__Task description__: Would you write out the listing verbatim and skip every picture in it?

= = =

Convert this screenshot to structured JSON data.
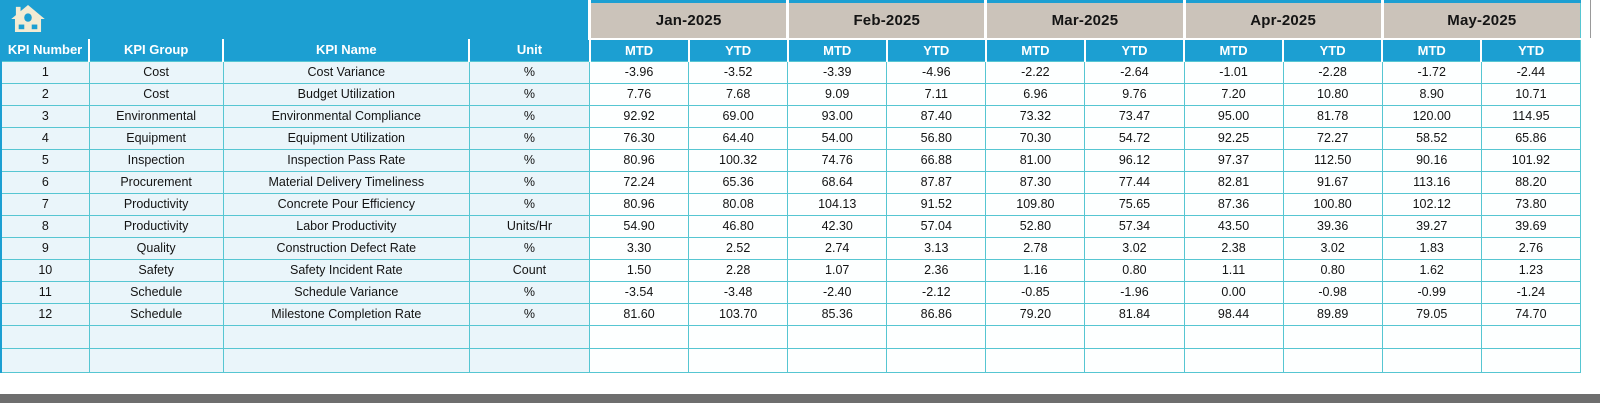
{
  "colors": {
    "accent": "#1C9FD2",
    "month_header_bg": "#CBC3BA",
    "grid_line": "#56C6D2",
    "left_cell_bg": "#EAF5FA",
    "value_cell_bg": "#FDFFFF",
    "bottom_bar": "#6E6E6E",
    "home_icon_fill": "#F3EBD3"
  },
  "header": {
    "home_icon": "home",
    "months": [
      "Jan-2025",
      "Feb-2025",
      "Mar-2025",
      "Apr-2025",
      "May-2025"
    ],
    "sub_headers": [
      "MTD",
      "YTD"
    ],
    "columns": [
      "KPI Number",
      "KPI Group",
      "KPI Name",
      "Unit"
    ]
  },
  "table": {
    "empty_row_count": 2,
    "rows": [
      {
        "number": "1",
        "group": "Cost",
        "name": "Cost Variance",
        "unit": "%",
        "values": [
          "-3.96",
          "-3.52",
          "-3.39",
          "-4.96",
          "-2.22",
          "-2.64",
          "-1.01",
          "-2.28",
          "-1.72",
          "-2.44"
        ]
      },
      {
        "number": "2",
        "group": "Cost",
        "name": "Budget Utilization",
        "unit": "%",
        "values": [
          "7.76",
          "7.68",
          "9.09",
          "7.11",
          "6.96",
          "9.76",
          "7.20",
          "10.80",
          "8.90",
          "10.71"
        ]
      },
      {
        "number": "3",
        "group": "Environmental",
        "name": "Environmental Compliance",
        "unit": "%",
        "values": [
          "92.92",
          "69.00",
          "93.00",
          "87.40",
          "73.32",
          "73.47",
          "95.00",
          "81.78",
          "120.00",
          "114.95"
        ]
      },
      {
        "number": "4",
        "group": "Equipment",
        "name": "Equipment Utilization",
        "unit": "%",
        "values": [
          "76.30",
          "64.40",
          "54.00",
          "56.80",
          "70.30",
          "54.72",
          "92.25",
          "72.27",
          "58.52",
          "65.86"
        ]
      },
      {
        "number": "5",
        "group": "Inspection",
        "name": "Inspection Pass Rate",
        "unit": "%",
        "values": [
          "80.96",
          "100.32",
          "74.76",
          "66.88",
          "81.00",
          "96.12",
          "97.37",
          "112.50",
          "90.16",
          "101.92"
        ]
      },
      {
        "number": "6",
        "group": "Procurement",
        "name": "Material Delivery Timeliness",
        "unit": "%",
        "values": [
          "72.24",
          "65.36",
          "68.64",
          "87.87",
          "87.30",
          "77.44",
          "82.81",
          "91.67",
          "113.16",
          "88.20"
        ]
      },
      {
        "number": "7",
        "group": "Productivity",
        "name": "Concrete Pour Efficiency",
        "unit": "%",
        "values": [
          "80.96",
          "80.08",
          "104.13",
          "91.52",
          "109.80",
          "75.65",
          "87.36",
          "100.80",
          "102.12",
          "73.80"
        ]
      },
      {
        "number": "8",
        "group": "Productivity",
        "name": "Labor Productivity",
        "unit": "Units/Hr",
        "values": [
          "54.90",
          "46.80",
          "42.30",
          "57.04",
          "52.80",
          "57.34",
          "43.50",
          "39.36",
          "39.27",
          "39.69"
        ]
      },
      {
        "number": "9",
        "group": "Quality",
        "name": "Construction Defect Rate",
        "unit": "%",
        "values": [
          "3.30",
          "2.52",
          "2.74",
          "3.13",
          "2.78",
          "3.02",
          "2.38",
          "3.02",
          "1.83",
          "2.76"
        ]
      },
      {
        "number": "10",
        "group": "Safety",
        "name": "Safety Incident Rate",
        "unit": "Count",
        "values": [
          "1.50",
          "2.28",
          "1.07",
          "2.36",
          "1.16",
          "0.80",
          "1.11",
          "0.80",
          "1.62",
          "1.23"
        ]
      },
      {
        "number": "11",
        "group": "Schedule",
        "name": "Schedule Variance",
        "unit": "%",
        "values": [
          "-3.54",
          "-3.48",
          "-2.40",
          "-2.12",
          "-0.85",
          "-1.96",
          "0.00",
          "-0.98",
          "-0.99",
          "-1.24"
        ]
      },
      {
        "number": "12",
        "group": "Schedule",
        "name": "Milestone Completion Rate",
        "unit": "%",
        "values": [
          "81.60",
          "103.70",
          "85.36",
          "86.86",
          "79.20",
          "81.84",
          "98.44",
          "89.89",
          "79.05",
          "74.70"
        ]
      }
    ]
  }
}
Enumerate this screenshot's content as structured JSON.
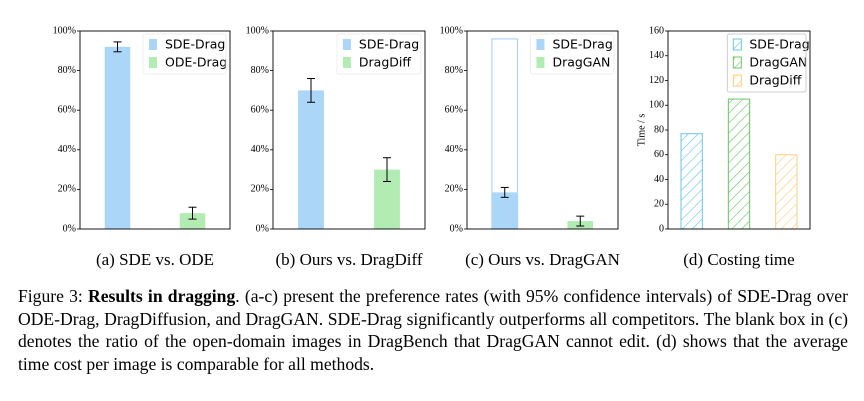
{
  "chart_data": [
    {
      "type": "bar",
      "subtitle": "(a) SDE vs. ODE",
      "ylim": [
        0,
        100
      ],
      "yticks": [
        {
          "value": 0,
          "label": "0%"
        },
        {
          "value": 20,
          "label": "20%"
        },
        {
          "value": 40,
          "label": "40%"
        },
        {
          "value": 60,
          "label": "60%"
        },
        {
          "value": 80,
          "label": "80%"
        },
        {
          "value": 100,
          "label": "100%"
        }
      ],
      "series": [
        {
          "name": "SDE-Drag",
          "color": "#abd6f7",
          "values": [
            92
          ],
          "errors": [
            2.5
          ]
        },
        {
          "name": "ODE-Drag",
          "color": "#b3ecb3",
          "values": [
            8
          ],
          "errors": [
            3
          ]
        }
      ]
    },
    {
      "type": "bar",
      "subtitle": "(b) Ours vs. DragDiff",
      "ylim": [
        0,
        100
      ],
      "yticks": [
        {
          "value": 0,
          "label": "0%"
        },
        {
          "value": 20,
          "label": "20%"
        },
        {
          "value": 40,
          "label": "40%"
        },
        {
          "value": 60,
          "label": "60%"
        },
        {
          "value": 80,
          "label": "80%"
        },
        {
          "value": 100,
          "label": "100%"
        }
      ],
      "series": [
        {
          "name": "SDE-Drag",
          "color": "#abd6f7",
          "values": [
            70
          ],
          "errors": [
            6
          ]
        },
        {
          "name": "DragDiff",
          "color": "#b3ecb3",
          "values": [
            30
          ],
          "errors": [
            6
          ]
        }
      ]
    },
    {
      "type": "bar",
      "subtitle": "(c) Ours vs. DragGAN",
      "ylim": [
        0,
        100
      ],
      "yticks": [
        {
          "value": 0,
          "label": "0%"
        },
        {
          "value": 20,
          "label": "20%"
        },
        {
          "value": 40,
          "label": "40%"
        },
        {
          "value": 60,
          "label": "60%"
        },
        {
          "value": 80,
          "label": "80%"
        },
        {
          "value": 100,
          "label": "100%"
        }
      ],
      "series": [
        {
          "name": "SDE-Drag",
          "color": "#abd6f7",
          "values": [
            18.5
          ],
          "errors": [
            2.5
          ],
          "box_values": [
            96
          ]
        },
        {
          "name": "DragGAN",
          "color": "#b3ecb3",
          "values": [
            4
          ],
          "errors": [
            2.5
          ]
        }
      ]
    },
    {
      "type": "hatched_bar",
      "subtitle": "(d) Costing time",
      "ylabel": "Time / s",
      "ylim": [
        0,
        160
      ],
      "yticks": [
        0,
        20,
        40,
        60,
        80,
        100,
        120,
        140,
        160
      ],
      "series": [
        {
          "name": "SDE-Drag",
          "color": "#6cc5e8",
          "values": [
            77
          ]
        },
        {
          "name": "DragGAN",
          "color": "#6cc46c",
          "values": [
            105
          ]
        },
        {
          "name": "DragDiff",
          "color": "#f8cf86",
          "values": [
            60
          ]
        }
      ]
    }
  ],
  "caption": {
    "label": "Figure 3:",
    "title": "Results in dragging",
    "text": ". (a-c) present the preference rates (with 95% confidence intervals) of SDE-Drag over ODE-Drag, DragDiffusion, and DragGAN. SDE-Drag significantly outperforms all competitors. The blank box in (c) denotes the ratio of the open-domain images in DragBench that DragGAN cannot edit. (d) shows that the average time cost per image is comparable for all methods."
  }
}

= = =

__Written reply__:
Convert this screenshot to structured JSON data.
{
  "colors": {
    "accent": "#1C9FD2",
    "month_header_bg": "#CBC3BA",
    "grid_line": "#56C6D2",
    "left_cell_bg": "#EAF5FA",
    "value_cell_bg": "#FDFFFF",
    "bottom_bar": "#6E6E6E",
    "home_icon_fill": "#F3EBD3"
  },
  "header": {
    "home_icon": "home",
    "months": [
      "Jan-2025",
      "Feb-2025",
      "Mar-2025",
      "Apr-2025",
      "May-2025"
    ],
    "sub_headers": [
      "MTD",
      "YTD"
    ],
    "columns": [
      "KPI Number",
      "KPI Group",
      "KPI Name",
      "Unit"
    ]
  },
  "table": {
    "empty_row_count": 2,
    "rows": [
      {
        "number": "1",
        "group": "Cost",
        "name": "Cost Variance",
        "unit": "%",
        "values": [
          "-3.96",
          "-3.52",
          "-3.39",
          "-4.96",
          "-2.22",
          "-2.64",
          "-1.01",
          "-2.28",
          "-1.72",
          "-2.44"
        ]
      },
      {
        "number": "2",
        "group": "Cost",
        "name": "Budget Utilization",
        "unit": "%",
        "values": [
          "7.76",
          "7.68",
          "9.09",
          "7.11",
          "6.96",
          "9.76",
          "7.20",
          "10.80",
          "8.90",
          "10.71"
        ]
      },
      {
        "number": "3",
        "group": "Environmental",
        "name": "Environmental Compliance",
        "unit": "%",
        "values": [
          "92.92",
          "69.00",
          "93.00",
          "87.40",
          "73.32",
          "73.47",
          "95.00",
          "81.78",
          "120.00",
          "114.95"
        ]
      },
      {
        "number": "4",
        "group": "Equipment",
        "name": "Equipment Utilization",
        "unit": "%",
        "values": [
          "76.30",
          "64.40",
          "54.00",
          "56.80",
          "70.30",
          "54.72",
          "92.25",
          "72.27",
          "58.52",
          "65.86"
        ]
      },
      {
        "number": "5",
        "group": "Inspection",
        "name": "Inspection Pass Rate",
        "unit": "%",
        "values": [
          "80.96",
          "100.32",
          "74.76",
          "66.88",
          "81.00",
          "96.12",
          "97.37",
          "112.50",
          "90.16",
          "101.92"
        ]
      },
      {
        "number": "6",
        "group": "Procurement",
        "name": "Material Delivery Timeliness",
        "unit": "%",
        "values": [
          "72.24",
          "65.36",
          "68.64",
          "87.87",
          "87.30",
          "77.44",
          "82.81",
          "91.67",
          "113.16",
          "88.20"
        ]
      },
      {
        "number": "7",
        "group": "Productivity",
        "name": "Concrete Pour Efficiency",
        "unit": "%",
        "values": [
          "80.96",
          "80.08",
          "104.13",
          "91.52",
          "109.80",
          "75.65",
          "87.36",
          "100.80",
          "102.12",
          "73.80"
        ]
      },
      {
        "number": "8",
        "group": "Productivity",
        "name": "Labor Productivity",
        "unit": "Units/Hr",
        "values": [
          "54.90",
          "46.80",
          "42.30",
          "57.04",
          "52.80",
          "57.34",
          "43.50",
          "39.36",
          "39.27",
          "39.69"
        ]
      },
      {
        "number": "9",
        "group": "Quality",
        "name": "Construction Defect Rate",
        "unit": "%",
        "values": [
          "3.30",
          "2.52",
          "2.74",
          "3.13",
          "2.78",
          "3.02",
          "2.38",
          "3.02",
          "1.83",
          "2.76"
        ]
      },
      {
        "number": "10",
        "group": "Safety",
        "name": "Safety Incident Rate",
        "unit": "Count",
        "values": [
          "1.50",
          "2.28",
          "1.07",
          "2.36",
          "1.16",
          "0.80",
          "1.11",
          "0.80",
          "1.62",
          "1.23"
        ]
      },
      {
        "number": "11",
        "group": "Schedule",
        "name": "Schedule Variance",
        "unit": "%",
        "values": [
          "-3.54",
          "-3.48",
          "-2.40",
          "-2.12",
          "-0.85",
          "-1.96",
          "0.00",
          "-0.98",
          "-0.99",
          "-1.24"
        ]
      },
      {
        "number": "12",
        "group": "Schedule",
        "name": "Milestone Completion Rate",
        "unit": "%",
        "values": [
          "81.60",
          "103.70",
          "85.36",
          "86.86",
          "79.20",
          "81.84",
          "98.44",
          "89.89",
          "79.05",
          "74.70"
        ]
      }
    ]
  }
}
Enumerate this screenshot's content as structured JSON.
{
  "chart_data": [
    {
      "type": "bar",
      "subtitle": "(a) SDE vs. ODE",
      "ylim": [
        0,
        100
      ],
      "yticks": [
        {
          "value": 0,
          "label": "0%"
        },
        {
          "value": 20,
          "label": "20%"
        },
        {
          "value": 40,
          "label": "40%"
        },
        {
          "value": 60,
          "label": "60%"
        },
        {
          "value": 80,
          "label": "80%"
        },
        {
          "value": 100,
          "label": "100%"
        }
      ],
      "series": [
        {
          "name": "SDE-Drag",
          "color": "#abd6f7",
          "values": [
            92
          ],
          "errors": [
            2.5
          ]
        },
        {
          "name": "ODE-Drag",
          "color": "#b3ecb3",
          "values": [
            8
          ],
          "errors": [
            3
          ]
        }
      ]
    },
    {
      "type": "bar",
      "subtitle": "(b) Ours vs. DragDiff",
      "ylim": [
        0,
        100
      ],
      "yticks": [
        {
          "value": 0,
          "label": "0%"
        },
        {
          "value": 20,
          "label": "20%"
        },
        {
          "value": 40,
          "label": "40%"
        },
        {
          "value": 60,
          "label": "60%"
        },
        {
          "value": 80,
          "label": "80%"
        },
        {
          "value": 100,
          "label": "100%"
        }
      ],
      "series": [
        {
          "name": "SDE-Drag",
          "color": "#abd6f7",
          "values": [
            70
          ],
          "errors": [
            6
          ]
        },
        {
          "name": "DragDiff",
          "color": "#b3ecb3",
          "values": [
            30
          ],
          "errors": [
            6
          ]
        }
      ]
    },
    {
      "type": "bar",
      "subtitle": "(c) Ours vs. DragGAN",
      "ylim": [
        0,
        100
      ],
      "yticks": [
        {
          "value": 0,
          "label": "0%"
        },
        {
          "value": 20,
          "label": "20%"
        },
        {
          "value": 40,
          "label": "40%"
        },
        {
          "value": 60,
          "label": "60%"
        },
        {
          "value": 80,
          "label": "80%"
        },
        {
          "value": 100,
          "label": "100%"
        }
      ],
      "series": [
        {
          "name": "SDE-Drag",
          "color": "#abd6f7",
          "values": [
            18.5
          ],
          "errors": [
            2.5
          ],
          "box_values": [
            96
          ]
        },
        {
          "name": "DragGAN",
          "color": "#b3ecb3",
          "values": [
            4
          ],
          "errors": [
            2.5
          ]
        }
      ]
    },
    {
      "type": "hatched_bar",
      "subtitle": "(d) Costing time",
      "ylabel": "Time / s",
      "ylim": [
        0,
        160
      ],
      "yticks": [
        0,
        20,
        40,
        60,
        80,
        100,
        120,
        140,
        160
      ],
      "series": [
        {
          "name": "SDE-Drag",
          "color": "#6cc5e8",
          "values": [
            77
          ]
        },
        {
          "name": "DragGAN",
          "color": "#6cc46c",
          "values": [
            105
          ]
        },
        {
          "name": "DragDiff",
          "color": "#f8cf86",
          "values": [
            60
          ]
        }
      ]
    }
  ],
  "caption": {
    "label": "Figure 3:",
    "title": "Results in dragging",
    "text": ". (a-c) present the preference rates (with 95% confidence intervals) of SDE-Drag over ODE-Drag, DragDiffusion, and DragGAN. SDE-Drag significantly outperforms all competitors. The blank box in (c) denotes the ratio of the open-domain images in DragBench that DragGAN cannot edit. (d) shows that the average time cost per image is comparable for all methods."
  }
}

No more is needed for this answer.